Data records:
[BEGIN]

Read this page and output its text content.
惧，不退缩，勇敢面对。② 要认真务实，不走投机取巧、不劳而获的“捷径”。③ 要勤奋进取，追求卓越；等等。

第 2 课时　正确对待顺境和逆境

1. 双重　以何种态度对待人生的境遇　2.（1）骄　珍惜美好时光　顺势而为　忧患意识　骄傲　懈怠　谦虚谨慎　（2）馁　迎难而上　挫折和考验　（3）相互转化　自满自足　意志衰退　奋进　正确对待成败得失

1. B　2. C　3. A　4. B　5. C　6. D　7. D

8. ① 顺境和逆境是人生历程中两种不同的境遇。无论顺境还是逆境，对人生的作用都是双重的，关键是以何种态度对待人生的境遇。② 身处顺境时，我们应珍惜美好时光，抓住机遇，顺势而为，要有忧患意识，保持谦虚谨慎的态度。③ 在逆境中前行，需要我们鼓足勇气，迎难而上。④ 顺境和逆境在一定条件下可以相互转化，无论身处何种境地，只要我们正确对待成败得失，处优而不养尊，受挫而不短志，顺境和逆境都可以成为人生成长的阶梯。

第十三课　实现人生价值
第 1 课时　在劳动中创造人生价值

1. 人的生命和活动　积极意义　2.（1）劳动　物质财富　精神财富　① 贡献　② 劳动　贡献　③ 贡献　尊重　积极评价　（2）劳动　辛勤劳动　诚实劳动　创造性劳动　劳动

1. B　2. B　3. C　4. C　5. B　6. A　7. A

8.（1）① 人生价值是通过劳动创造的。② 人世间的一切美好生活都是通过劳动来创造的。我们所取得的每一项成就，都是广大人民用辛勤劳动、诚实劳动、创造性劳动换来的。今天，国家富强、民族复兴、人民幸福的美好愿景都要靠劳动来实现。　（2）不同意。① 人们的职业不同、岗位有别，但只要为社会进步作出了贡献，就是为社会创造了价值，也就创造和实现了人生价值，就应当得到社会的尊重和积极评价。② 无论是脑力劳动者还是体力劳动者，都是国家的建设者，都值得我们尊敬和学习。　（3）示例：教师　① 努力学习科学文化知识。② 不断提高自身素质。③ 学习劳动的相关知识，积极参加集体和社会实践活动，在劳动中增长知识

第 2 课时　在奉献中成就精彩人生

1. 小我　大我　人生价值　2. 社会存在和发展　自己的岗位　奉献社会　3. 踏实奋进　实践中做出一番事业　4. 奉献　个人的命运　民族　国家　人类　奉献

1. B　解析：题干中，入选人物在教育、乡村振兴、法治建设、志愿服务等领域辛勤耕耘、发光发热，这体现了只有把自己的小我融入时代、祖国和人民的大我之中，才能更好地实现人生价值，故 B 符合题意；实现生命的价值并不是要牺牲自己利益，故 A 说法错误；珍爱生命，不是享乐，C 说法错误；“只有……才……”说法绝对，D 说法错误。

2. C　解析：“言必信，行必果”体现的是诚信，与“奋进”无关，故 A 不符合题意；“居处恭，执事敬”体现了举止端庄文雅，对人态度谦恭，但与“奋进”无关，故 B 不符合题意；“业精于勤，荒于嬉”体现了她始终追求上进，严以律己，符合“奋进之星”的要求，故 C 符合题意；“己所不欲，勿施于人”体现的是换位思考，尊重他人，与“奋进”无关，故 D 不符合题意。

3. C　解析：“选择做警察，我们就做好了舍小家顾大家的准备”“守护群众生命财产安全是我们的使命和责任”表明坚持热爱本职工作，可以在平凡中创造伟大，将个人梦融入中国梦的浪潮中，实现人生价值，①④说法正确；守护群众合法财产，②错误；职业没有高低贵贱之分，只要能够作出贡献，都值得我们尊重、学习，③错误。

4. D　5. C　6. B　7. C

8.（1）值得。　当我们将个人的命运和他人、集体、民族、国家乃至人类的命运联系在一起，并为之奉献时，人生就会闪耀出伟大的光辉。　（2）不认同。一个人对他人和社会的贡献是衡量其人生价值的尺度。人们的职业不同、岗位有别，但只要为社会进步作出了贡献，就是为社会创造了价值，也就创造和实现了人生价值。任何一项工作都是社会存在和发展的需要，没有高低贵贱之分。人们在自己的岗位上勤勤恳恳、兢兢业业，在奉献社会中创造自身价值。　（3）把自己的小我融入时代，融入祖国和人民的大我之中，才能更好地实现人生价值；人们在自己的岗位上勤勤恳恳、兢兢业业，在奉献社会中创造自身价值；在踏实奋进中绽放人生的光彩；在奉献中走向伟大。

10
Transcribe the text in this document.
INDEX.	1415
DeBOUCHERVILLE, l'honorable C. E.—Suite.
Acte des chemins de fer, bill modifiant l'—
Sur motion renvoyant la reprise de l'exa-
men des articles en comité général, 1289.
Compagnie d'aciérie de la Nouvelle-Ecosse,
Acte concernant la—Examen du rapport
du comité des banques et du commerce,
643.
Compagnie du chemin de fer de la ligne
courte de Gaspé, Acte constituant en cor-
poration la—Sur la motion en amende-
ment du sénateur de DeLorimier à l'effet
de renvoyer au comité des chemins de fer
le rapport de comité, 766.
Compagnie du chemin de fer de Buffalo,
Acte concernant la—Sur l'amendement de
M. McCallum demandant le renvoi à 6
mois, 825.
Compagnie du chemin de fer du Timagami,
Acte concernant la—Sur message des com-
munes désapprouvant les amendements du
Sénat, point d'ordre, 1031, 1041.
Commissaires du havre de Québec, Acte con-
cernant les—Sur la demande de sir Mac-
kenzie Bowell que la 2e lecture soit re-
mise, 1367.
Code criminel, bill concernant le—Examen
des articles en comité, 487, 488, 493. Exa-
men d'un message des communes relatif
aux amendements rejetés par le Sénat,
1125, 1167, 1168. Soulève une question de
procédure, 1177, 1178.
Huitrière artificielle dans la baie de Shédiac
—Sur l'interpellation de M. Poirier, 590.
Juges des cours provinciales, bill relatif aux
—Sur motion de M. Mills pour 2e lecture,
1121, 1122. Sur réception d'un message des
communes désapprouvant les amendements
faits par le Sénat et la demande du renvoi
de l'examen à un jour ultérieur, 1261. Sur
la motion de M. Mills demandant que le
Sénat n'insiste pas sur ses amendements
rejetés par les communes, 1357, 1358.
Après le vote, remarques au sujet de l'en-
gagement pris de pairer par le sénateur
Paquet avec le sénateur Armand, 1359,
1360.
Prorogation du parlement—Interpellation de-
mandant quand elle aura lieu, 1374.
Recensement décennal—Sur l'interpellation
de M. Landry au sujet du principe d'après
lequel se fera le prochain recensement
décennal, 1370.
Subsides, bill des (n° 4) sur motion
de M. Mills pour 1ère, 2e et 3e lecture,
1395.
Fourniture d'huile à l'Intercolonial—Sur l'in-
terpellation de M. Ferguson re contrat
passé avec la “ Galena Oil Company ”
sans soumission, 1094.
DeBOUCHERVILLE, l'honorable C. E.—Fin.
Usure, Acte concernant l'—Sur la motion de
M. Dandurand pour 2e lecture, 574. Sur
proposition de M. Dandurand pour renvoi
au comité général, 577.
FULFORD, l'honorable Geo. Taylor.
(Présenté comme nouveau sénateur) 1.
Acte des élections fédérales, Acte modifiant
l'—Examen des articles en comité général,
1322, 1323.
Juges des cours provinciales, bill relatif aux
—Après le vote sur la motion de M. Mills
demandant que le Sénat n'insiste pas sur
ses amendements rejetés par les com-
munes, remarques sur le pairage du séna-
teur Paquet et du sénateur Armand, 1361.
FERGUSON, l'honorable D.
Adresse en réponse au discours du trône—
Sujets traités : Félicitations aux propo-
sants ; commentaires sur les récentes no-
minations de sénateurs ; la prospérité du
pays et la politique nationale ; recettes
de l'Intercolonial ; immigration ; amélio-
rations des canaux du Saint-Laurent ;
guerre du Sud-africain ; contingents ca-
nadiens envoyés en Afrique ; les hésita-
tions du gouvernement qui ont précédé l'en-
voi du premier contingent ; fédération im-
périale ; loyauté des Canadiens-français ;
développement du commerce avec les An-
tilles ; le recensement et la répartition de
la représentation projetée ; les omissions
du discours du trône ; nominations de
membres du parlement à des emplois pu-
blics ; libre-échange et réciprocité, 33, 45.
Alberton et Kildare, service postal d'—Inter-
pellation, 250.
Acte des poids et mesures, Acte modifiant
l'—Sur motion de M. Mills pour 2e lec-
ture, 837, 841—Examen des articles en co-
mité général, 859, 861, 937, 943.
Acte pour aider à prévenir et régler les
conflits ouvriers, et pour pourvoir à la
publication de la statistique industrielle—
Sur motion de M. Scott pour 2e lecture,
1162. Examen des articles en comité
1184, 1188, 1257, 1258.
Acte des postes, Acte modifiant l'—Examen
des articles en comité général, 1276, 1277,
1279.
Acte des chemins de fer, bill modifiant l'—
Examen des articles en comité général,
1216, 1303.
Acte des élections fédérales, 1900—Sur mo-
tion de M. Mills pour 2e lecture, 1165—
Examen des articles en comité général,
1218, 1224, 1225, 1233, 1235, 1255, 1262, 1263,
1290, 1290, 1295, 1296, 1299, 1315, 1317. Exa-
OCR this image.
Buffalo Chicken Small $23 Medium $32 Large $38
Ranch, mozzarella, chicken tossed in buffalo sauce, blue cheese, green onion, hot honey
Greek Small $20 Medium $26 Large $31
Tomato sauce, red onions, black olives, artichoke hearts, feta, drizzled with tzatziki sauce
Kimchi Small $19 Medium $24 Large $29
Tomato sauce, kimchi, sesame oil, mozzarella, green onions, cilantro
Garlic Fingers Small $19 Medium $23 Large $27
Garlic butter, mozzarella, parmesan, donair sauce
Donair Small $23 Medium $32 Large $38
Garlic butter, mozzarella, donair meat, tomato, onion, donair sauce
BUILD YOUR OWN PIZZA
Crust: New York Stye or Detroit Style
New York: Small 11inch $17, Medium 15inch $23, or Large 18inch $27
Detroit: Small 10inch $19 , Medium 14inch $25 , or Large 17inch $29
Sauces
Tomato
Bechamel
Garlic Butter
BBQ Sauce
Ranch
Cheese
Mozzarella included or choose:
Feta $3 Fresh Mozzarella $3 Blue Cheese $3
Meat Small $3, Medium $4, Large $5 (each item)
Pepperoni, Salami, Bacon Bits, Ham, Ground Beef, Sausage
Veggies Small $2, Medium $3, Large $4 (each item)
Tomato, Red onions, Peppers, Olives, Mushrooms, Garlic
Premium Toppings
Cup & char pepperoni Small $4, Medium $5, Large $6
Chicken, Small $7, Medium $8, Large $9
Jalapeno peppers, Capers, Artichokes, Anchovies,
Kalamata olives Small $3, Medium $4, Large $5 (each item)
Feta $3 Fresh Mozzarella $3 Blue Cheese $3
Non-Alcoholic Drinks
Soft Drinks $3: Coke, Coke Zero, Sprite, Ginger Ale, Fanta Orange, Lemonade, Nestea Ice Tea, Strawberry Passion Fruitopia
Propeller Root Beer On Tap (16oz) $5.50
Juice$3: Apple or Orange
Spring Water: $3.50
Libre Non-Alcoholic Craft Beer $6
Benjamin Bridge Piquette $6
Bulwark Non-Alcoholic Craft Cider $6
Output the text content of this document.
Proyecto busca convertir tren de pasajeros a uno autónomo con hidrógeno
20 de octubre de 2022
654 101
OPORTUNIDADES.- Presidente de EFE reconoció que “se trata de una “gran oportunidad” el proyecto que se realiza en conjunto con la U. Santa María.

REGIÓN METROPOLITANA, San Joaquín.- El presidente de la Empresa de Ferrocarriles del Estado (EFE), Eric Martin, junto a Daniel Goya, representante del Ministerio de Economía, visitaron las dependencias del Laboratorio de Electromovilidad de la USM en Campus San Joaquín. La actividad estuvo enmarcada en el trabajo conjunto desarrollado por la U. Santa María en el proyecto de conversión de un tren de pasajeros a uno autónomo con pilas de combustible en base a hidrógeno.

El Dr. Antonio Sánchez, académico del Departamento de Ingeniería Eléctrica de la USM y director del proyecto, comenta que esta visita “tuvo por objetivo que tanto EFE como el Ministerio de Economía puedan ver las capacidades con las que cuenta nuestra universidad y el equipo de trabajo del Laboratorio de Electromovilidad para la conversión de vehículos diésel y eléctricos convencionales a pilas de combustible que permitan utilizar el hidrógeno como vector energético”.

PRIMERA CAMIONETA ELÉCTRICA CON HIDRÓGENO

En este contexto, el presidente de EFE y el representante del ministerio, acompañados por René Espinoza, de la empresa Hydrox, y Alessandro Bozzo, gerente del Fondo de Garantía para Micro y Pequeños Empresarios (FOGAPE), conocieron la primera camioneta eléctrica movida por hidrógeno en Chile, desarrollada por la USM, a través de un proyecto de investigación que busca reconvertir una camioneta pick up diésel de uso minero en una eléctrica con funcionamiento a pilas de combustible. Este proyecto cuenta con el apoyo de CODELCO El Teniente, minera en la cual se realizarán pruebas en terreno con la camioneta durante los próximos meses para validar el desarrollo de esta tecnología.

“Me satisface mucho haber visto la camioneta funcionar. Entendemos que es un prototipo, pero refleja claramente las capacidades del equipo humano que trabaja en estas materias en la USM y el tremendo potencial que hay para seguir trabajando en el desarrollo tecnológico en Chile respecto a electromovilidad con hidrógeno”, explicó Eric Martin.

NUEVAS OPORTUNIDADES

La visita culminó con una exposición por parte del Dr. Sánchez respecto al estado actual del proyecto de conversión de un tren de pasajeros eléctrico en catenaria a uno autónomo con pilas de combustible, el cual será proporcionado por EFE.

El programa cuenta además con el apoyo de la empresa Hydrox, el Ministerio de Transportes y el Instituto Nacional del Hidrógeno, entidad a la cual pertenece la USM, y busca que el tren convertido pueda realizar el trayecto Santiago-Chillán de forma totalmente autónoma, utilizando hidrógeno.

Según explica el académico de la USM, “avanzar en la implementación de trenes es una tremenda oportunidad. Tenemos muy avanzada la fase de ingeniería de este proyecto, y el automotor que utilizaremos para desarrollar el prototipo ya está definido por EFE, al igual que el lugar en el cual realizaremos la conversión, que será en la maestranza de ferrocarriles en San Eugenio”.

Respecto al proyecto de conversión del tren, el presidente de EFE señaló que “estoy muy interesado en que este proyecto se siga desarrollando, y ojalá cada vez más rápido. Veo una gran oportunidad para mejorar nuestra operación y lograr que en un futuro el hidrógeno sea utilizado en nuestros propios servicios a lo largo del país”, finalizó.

[END]

— Work instructions —
Filter the entries down to the lines containing "communes". Copy each of those lines.

— The response —
men d'un message des communes relatif
communes désapprouvant les amendements
rejetés par les communes, 1357, 1358.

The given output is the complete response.